The problem: Restate the entries below verbatim.

START Excerpted data

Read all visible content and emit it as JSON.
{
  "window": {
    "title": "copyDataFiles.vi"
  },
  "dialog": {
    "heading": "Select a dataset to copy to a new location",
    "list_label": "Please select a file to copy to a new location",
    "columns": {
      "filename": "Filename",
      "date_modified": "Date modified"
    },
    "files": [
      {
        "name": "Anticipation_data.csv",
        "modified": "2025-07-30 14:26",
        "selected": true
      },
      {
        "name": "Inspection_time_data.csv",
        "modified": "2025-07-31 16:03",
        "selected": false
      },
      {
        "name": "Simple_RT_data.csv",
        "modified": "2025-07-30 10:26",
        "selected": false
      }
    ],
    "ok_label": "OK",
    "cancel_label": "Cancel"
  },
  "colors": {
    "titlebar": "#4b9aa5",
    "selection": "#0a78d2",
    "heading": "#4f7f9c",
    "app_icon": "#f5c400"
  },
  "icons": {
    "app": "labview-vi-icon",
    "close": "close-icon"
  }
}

END Excerpted data

Reply to the exercise:
Read all visible content and emit it as JSON.
{
  "window": {
    "title": "copyDataFiles.vi"
  },
  "dialog": {
    "heading": "Select a dataset to copy to a new location",
    "list_label": "Please select a file to copy to a new location",
    "columns": {
      "filename": "Filename",
      "date_modified": "Date modified"
    },
    "files": [
      {
        "name": "Anticipation_data.csv",
        "modified": "2025-07-30 14:26",
        "selected": true
      },
      {
        "name": "Inspection_time_data.csv",
        "modified": "2025-07-31 16:03",
        "selected": false
      },
      {
        "name": "Simple_RT_data.csv",
        "modified": "2025-07-30 10:26",
        "selected": false
      }
    ],
    "ok_label": "OK",
    "cancel_label": "Cancel"
  },
  "colors": {
    "titlebar": "#4b9aa5",
    "selection": "#0a78d2",
    "heading": "#4f7f9c",
    "app_icon": "#f5c400"
  },
  "icons": {
    "app": "labview-vi-icon",
    "close": "close-icon"
  }
}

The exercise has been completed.